▸ What you will do
With the pictures left out, write out exactly the lines from the one containing "Read all visible content and emit it as JSON." through the end.

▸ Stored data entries
◆ ◆ ◆

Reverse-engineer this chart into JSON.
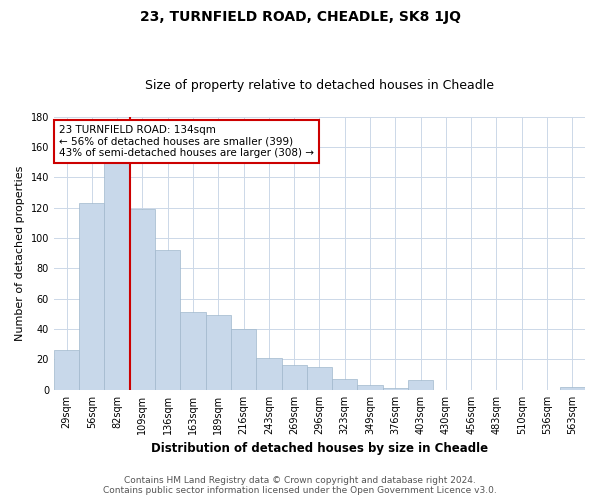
{
  "title": "23, TURNFIELD ROAD, CHEADLE, SK8 1JQ",
  "subtitle": "Size of property relative to detached houses in Cheadle",
  "xlabel": "Distribution of detached houses by size in Cheadle",
  "ylabel": "Number of detached properties",
  "categories": [
    "29sqm",
    "56sqm",
    "82sqm",
    "109sqm",
    "136sqm",
    "163sqm",
    "189sqm",
    "216sqm",
    "243sqm",
    "269sqm",
    "296sqm",
    "323sqm",
    "349sqm",
    "376sqm",
    "403sqm",
    "430sqm",
    "456sqm",
    "483sqm",
    "510sqm",
    "536sqm",
    "563sqm"
  ],
  "values": [
    26,
    123,
    150,
    119,
    92,
    51,
    49,
    40,
    21,
    16,
    15,
    7,
    3,
    1,
    6,
    0,
    0,
    0,
    0,
    0,
    2
  ],
  "bar_color": "#c8d8ea",
  "bar_edge_color": "#a0b8cc",
  "vline_color": "#cc0000",
  "vline_x": 2.5,
  "annotation_text": "23 TURNFIELD ROAD: 134sqm\n← 56% of detached houses are smaller (399)\n43% of semi-detached houses are larger (308) →",
  "annotation_box_edge_color": "#cc0000",
  "ylim": [
    0,
    180
  ],
  "yticks": [
    0,
    20,
    40,
    60,
    80,
    100,
    120,
    140,
    160,
    180
  ],
  "footnote1": "Contains HM Land Registry data © Crown copyright and database right 2024.",
  "footnote2": "Contains public sector information licensed under the Open Government Licence v3.0.",
  "bg_color": "#ffffff",
  "grid_color": "#ccd8e8",
  "title_fontsize": 10,
  "subtitle_fontsize": 9,
  "xlabel_fontsize": 8.5,
  "ylabel_fontsize": 8,
  "tick_fontsize": 7,
  "annotation_fontsize": 7.5,
  "footnote_fontsize": 6.5
}
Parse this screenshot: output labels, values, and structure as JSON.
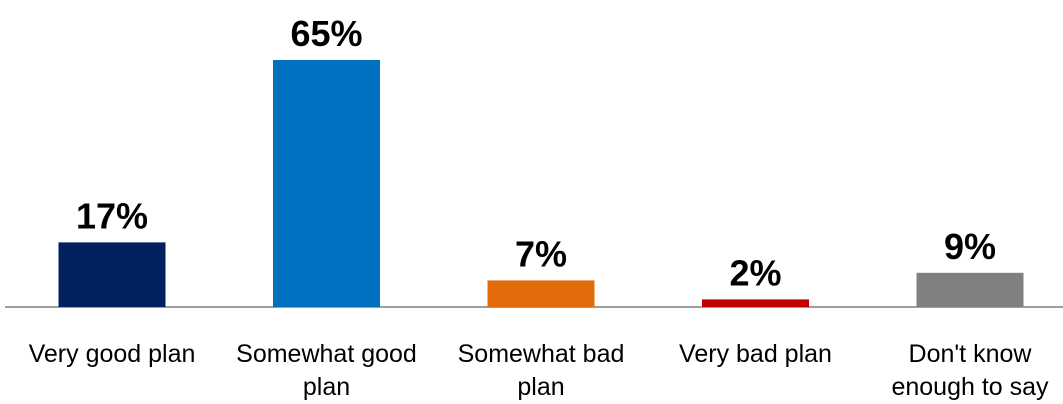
{
  "chart_data": {
    "type": "bar",
    "title": "",
    "xlabel": "",
    "ylabel": "",
    "ylim": [
      0,
      70
    ],
    "grid": false,
    "legend": "none",
    "categories": [
      [
        "Very good plan"
      ],
      [
        "Somewhat good",
        "plan"
      ],
      [
        "Somewhat bad",
        "plan"
      ],
      [
        "Very bad plan"
      ],
      [
        "Don't know",
        "enough to say"
      ]
    ],
    "values": [
      17,
      65,
      7,
      2,
      9
    ],
    "value_labels": [
      "17%",
      "65%",
      "7%",
      "2%",
      "9%"
    ],
    "colors": [
      "#002060",
      "#0070C0",
      "#E36C0A",
      "#C00000",
      "#808080"
    ],
    "baseline_color": "#7f7f7f"
  }
}
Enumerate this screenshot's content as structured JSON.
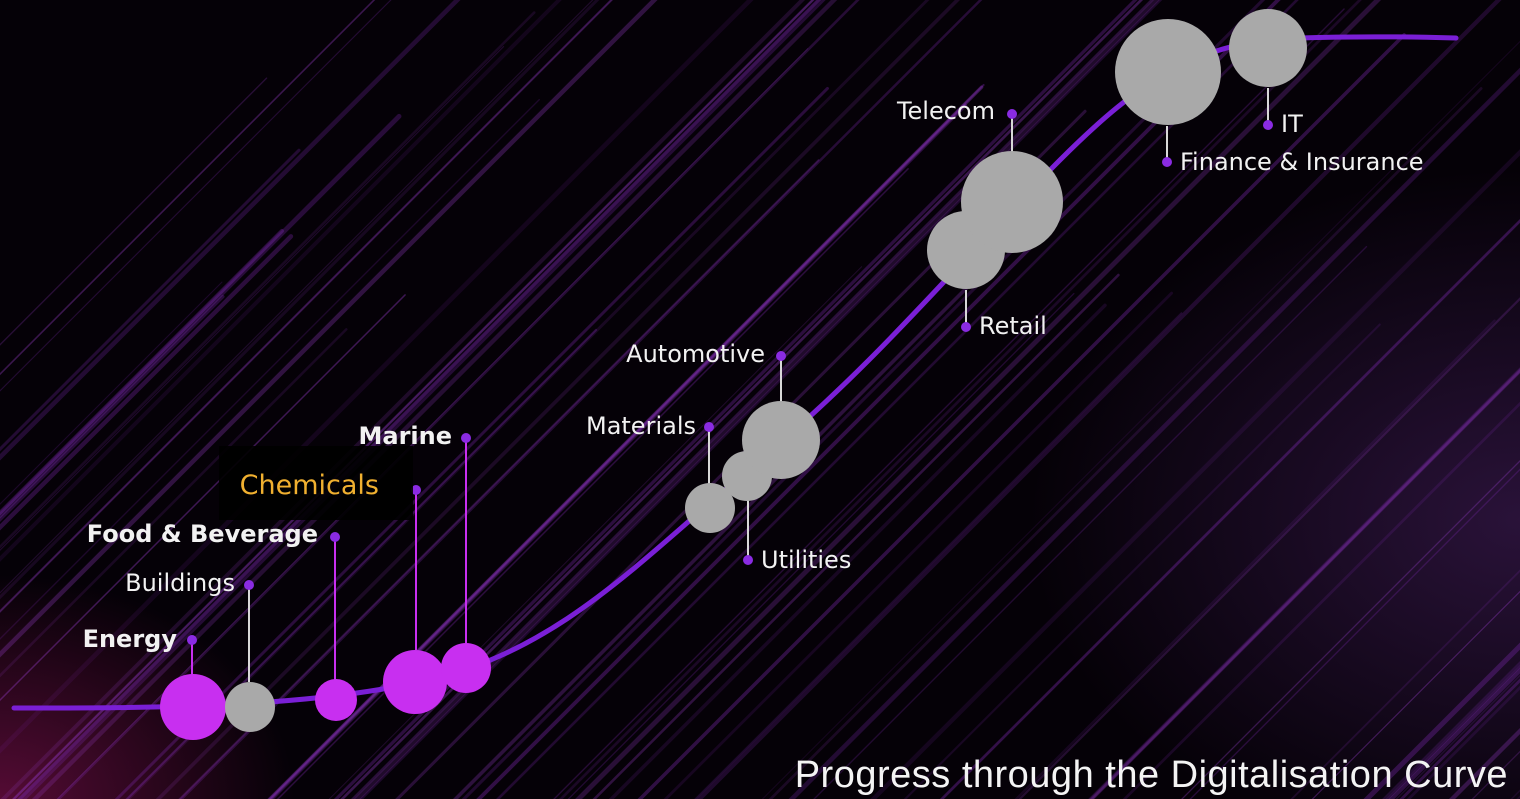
{
  "diagram": {
    "title": "Progress through the Digitalisation Curve",
    "colors": {
      "curve": "#7a1fd6",
      "highlight_bubble": "#c82ff0",
      "neutral_bubble": "#a9a9a9",
      "accent_label": "#f0b030",
      "marker": "#8a2be2"
    },
    "sectors": [
      {
        "id": "energy",
        "name": "Energy",
        "bold": true,
        "highlighted": true
      },
      {
        "id": "buildings",
        "name": "Buildings",
        "bold": false,
        "highlighted": false
      },
      {
        "id": "food-beverage",
        "name": "Food & Beverage",
        "bold": true,
        "highlighted": true
      },
      {
        "id": "chemicals",
        "name": "Chemicals",
        "bold": false,
        "highlighted": true,
        "accent": true
      },
      {
        "id": "marine",
        "name": "Marine",
        "bold": true,
        "highlighted": true
      },
      {
        "id": "materials",
        "name": "Materials",
        "bold": false,
        "highlighted": false
      },
      {
        "id": "automotive",
        "name": "Automotive",
        "bold": false,
        "highlighted": false
      },
      {
        "id": "utilities",
        "name": "Utilities",
        "bold": false,
        "highlighted": false
      },
      {
        "id": "retail",
        "name": "Retail",
        "bold": false,
        "highlighted": false
      },
      {
        "id": "telecom",
        "name": "Telecom",
        "bold": false,
        "highlighted": false
      },
      {
        "id": "finance-insurance",
        "name": "Finance & Insurance",
        "bold": false,
        "highlighted": false
      },
      {
        "id": "it",
        "name": "IT",
        "bold": false,
        "highlighted": false
      }
    ]
  }
}
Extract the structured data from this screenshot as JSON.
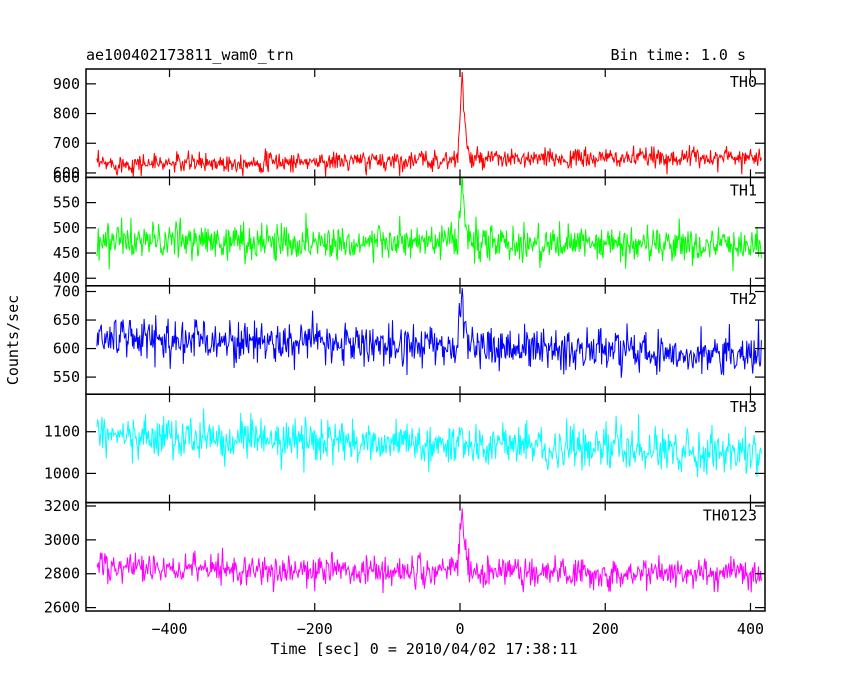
{
  "header": {
    "title": "ae100402173811_wam0_trn",
    "bin_time": "Bin time: 1.0 s"
  },
  "axes": {
    "xlabel": "Time [sec] 0 = 2010/04/02 17:38:11",
    "ylabel": "Counts/sec"
  },
  "chart_data": {
    "type": "line",
    "xlim": [
      -515,
      420
    ],
    "x_range": [
      -500,
      415
    ],
    "burst_time": 0,
    "xticks": [
      -400,
      -200,
      0,
      200,
      400
    ],
    "panels": [
      {
        "name": "TH0",
        "color": "#ff0000",
        "ylim": [
          585,
          950
        ],
        "yticks": [
          600,
          700,
          800,
          900
        ],
        "ytick_labels": [
          "600",
          "700",
          "800",
          "900"
        ],
        "baseline_start": 630,
        "baseline_end": 655,
        "noise": 28,
        "burst_peak": 950
      },
      {
        "name": "TH1",
        "color": "#00ff00",
        "ylim": [
          385,
          600
        ],
        "yticks": [
          400,
          450,
          500,
          550,
          600
        ],
        "ytick_labels": [
          "400",
          "450",
          "500",
          "550",
          "600"
        ],
        "baseline_start": 475,
        "baseline_end": 465,
        "noise": 30,
        "burst_peak": 600
      },
      {
        "name": "TH2",
        "color": "#0000ff",
        "ylim": [
          520,
          710
        ],
        "yticks": [
          550,
          600,
          650,
          700
        ],
        "ytick_labels": [
          "550",
          "600",
          "650",
          "700"
        ],
        "baseline_start": 620,
        "baseline_end": 590,
        "noise": 30,
        "burst_peak": 700
      },
      {
        "name": "TH3",
        "color": "#00ffff",
        "ylim": [
          930,
          1190
        ],
        "yticks": [
          1000,
          1100
        ],
        "ytick_labels": [
          "1000",
          "1100"
        ],
        "baseline_start": 1090,
        "baseline_end": 1050,
        "noise": 40,
        "burst_peak": 1100
      },
      {
        "name": "TH0123",
        "color": "#ff00ff",
        "ylim": [
          2580,
          3220
        ],
        "yticks": [
          2600,
          2800,
          3000,
          3200
        ],
        "ytick_labels": [
          "2600",
          "2800",
          "3000",
          "3200"
        ],
        "baseline_start": 2830,
        "baseline_end": 2800,
        "noise": 75,
        "burst_peak": 3220
      }
    ]
  }
}
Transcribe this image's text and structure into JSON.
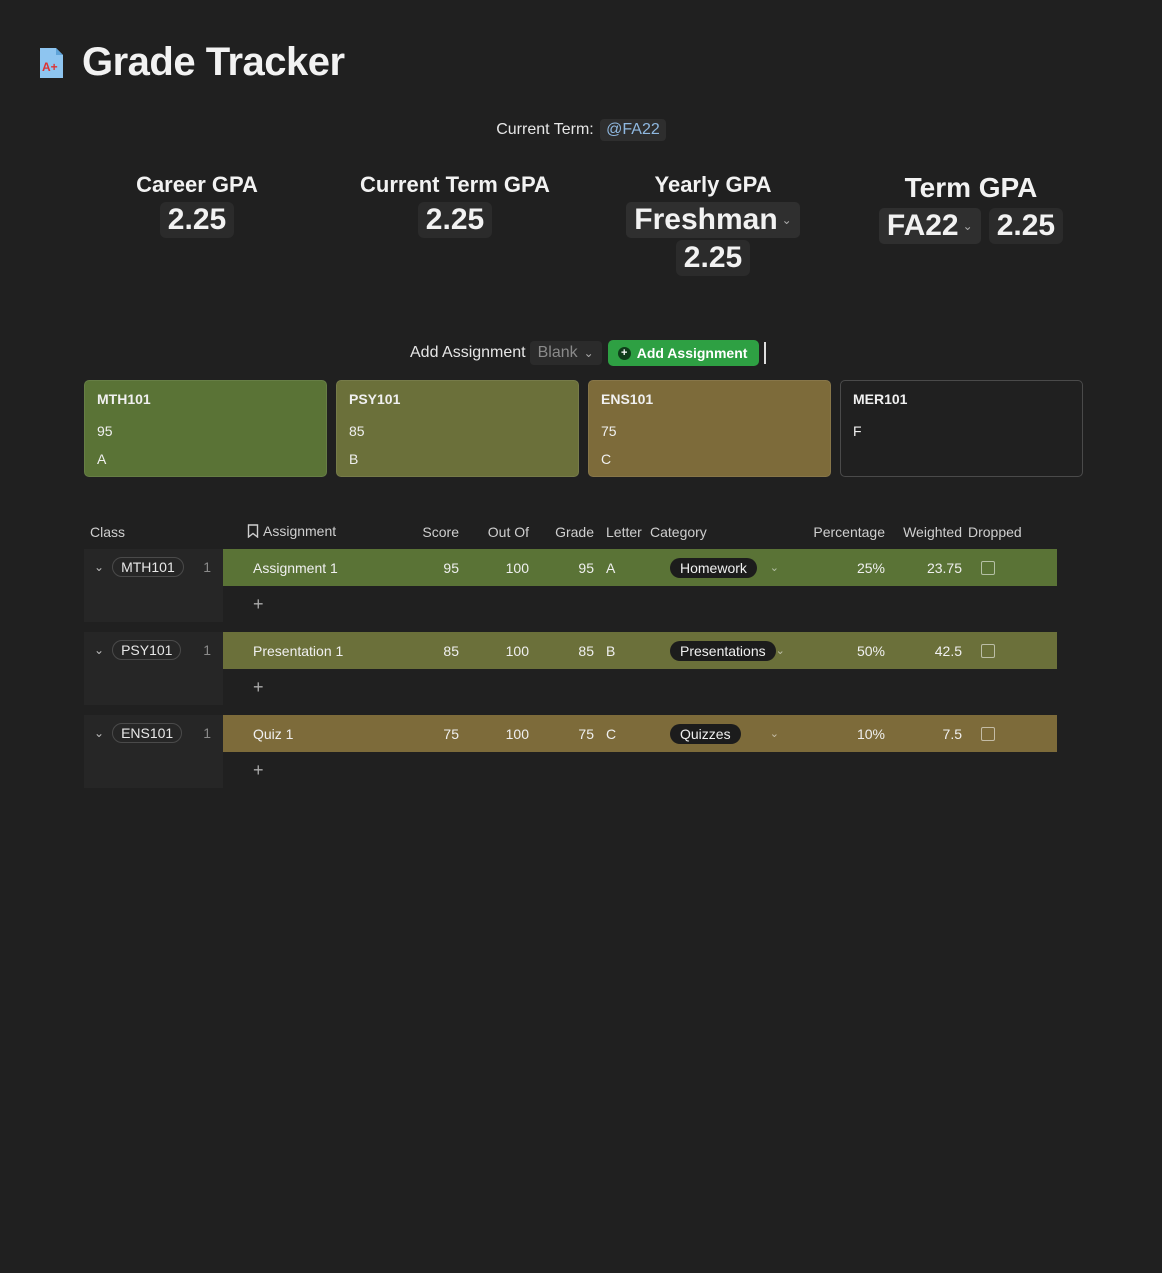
{
  "page": {
    "title": "Grade Tracker",
    "icon": "a-plus-document-icon"
  },
  "term_line": {
    "label": "Current Term:",
    "mention": "@FA22"
  },
  "gpa": {
    "career": {
      "title": "Career GPA",
      "value": "2.25"
    },
    "current_term": {
      "title": "Current Term GPA",
      "value": "2.25"
    },
    "yearly": {
      "title": "Yearly GPA",
      "select": "Freshman",
      "value": "2.25"
    },
    "term": {
      "title": "Term GPA",
      "select": "FA22",
      "value": "2.25"
    }
  },
  "add_assignment": {
    "label": "Add Assignment",
    "template": "Blank",
    "button": "Add Assignment"
  },
  "class_cards": [
    {
      "name": "MTH101",
      "score": "95",
      "letter": "A",
      "color": "#5a7336"
    },
    {
      "name": "PSY101",
      "score": "85",
      "letter": "B",
      "color": "#6b703a"
    },
    {
      "name": "ENS101",
      "score": "75",
      "letter": "C",
      "color": "#7d6b3a"
    },
    {
      "name": "MER101",
      "score": "F",
      "letter": "",
      "color": "#202020"
    }
  ],
  "table": {
    "headers": [
      "Class",
      "Assignment",
      "Score",
      "Out Of",
      "Grade",
      "Letter",
      "Category",
      "Percentage",
      "Weighted",
      "Dropped"
    ],
    "groups": [
      {
        "class": "MTH101",
        "count": "1",
        "color": "#5a7336",
        "row": {
          "assignment": "Assignment 1",
          "score": "95",
          "out_of": "100",
          "grade": "95",
          "letter": "A",
          "category": "Homework",
          "percentage": "25%",
          "weighted": "23.75",
          "dropped": false
        }
      },
      {
        "class": "PSY101",
        "count": "1",
        "color": "#6b703a",
        "row": {
          "assignment": "Presentation 1",
          "score": "85",
          "out_of": "100",
          "grade": "85",
          "letter": "B",
          "category": "Presentations",
          "percentage": "50%",
          "weighted": "42.5",
          "dropped": false
        }
      },
      {
        "class": "ENS101",
        "count": "1",
        "color": "#7d6b3a",
        "row": {
          "assignment": "Quiz 1",
          "score": "75",
          "out_of": "100",
          "grade": "75",
          "letter": "C",
          "category": "Quizzes",
          "percentage": "10%",
          "weighted": "7.5",
          "dropped": false
        }
      }
    ],
    "add_symbol": "+"
  }
}
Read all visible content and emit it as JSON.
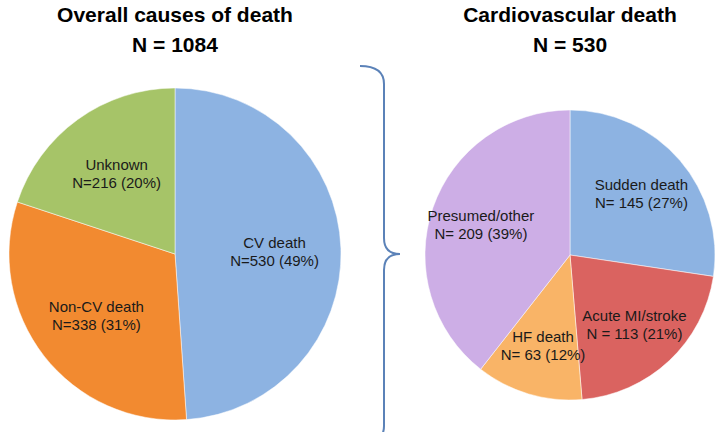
{
  "chart_data": [
    {
      "type": "pie",
      "title": "Overall causes of death",
      "subtitle": "N = 1084",
      "categories": [
        "CV death",
        "Non-CV death",
        "Unknown"
      ],
      "values": [
        530,
        338,
        216
      ],
      "value_labels": [
        "N=530 (49%)",
        "N=338 (31%)",
        "N=216 (20%)"
      ],
      "colors": [
        "#8db3e2",
        "#f28a30",
        "#a6c468"
      ]
    },
    {
      "type": "pie",
      "title": "Cardiovascular death",
      "subtitle": "N = 530",
      "categories": [
        "Sudden death",
        "Acute MI/stroke",
        "HF death",
        "Presumed/other"
      ],
      "values": [
        145,
        113,
        63,
        209
      ],
      "value_labels": [
        "N= 145 (27%)",
        "N = 113 (21%)",
        "N= 63 (12%)",
        "N= 209 (39%)"
      ],
      "colors": [
        "#8db3e2",
        "#da6360",
        "#f9b467",
        "#cdaee6"
      ]
    }
  ]
}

◆ ◆ ◆

▸ Solution to this exercise
Read all visible content and emit it as JSON.
{
  "chart_data": [
    {
      "type": "pie",
      "title": "Overall causes of death",
      "subtitle": "N = 1084",
      "categories": [
        "CV death",
        "Non-CV death",
        "Unknown"
      ],
      "values": [
        530,
        338,
        216
      ],
      "value_labels": [
        "N=530 (49%)",
        "N=338 (31%)",
        "N=216 (20%)"
      ],
      "colors": [
        "#8db3e2",
        "#f28a30",
        "#a6c468"
      ]
    },
    {
      "type": "pie",
      "title": "Cardiovascular death",
      "subtitle": "N = 530",
      "categories": [
        "Sudden death",
        "Acute MI/stroke",
        "HF death",
        "Presumed/other"
      ],
      "values": [
        145,
        113,
        63,
        209
      ],
      "value_labels": [
        "N= 145 (27%)",
        "N = 113 (21%)",
        "N= 63 (12%)",
        "N= 209 (39%)"
      ],
      "colors": [
        "#8db3e2",
        "#da6360",
        "#f9b467",
        "#cdaee6"
      ]
    }
  ]
}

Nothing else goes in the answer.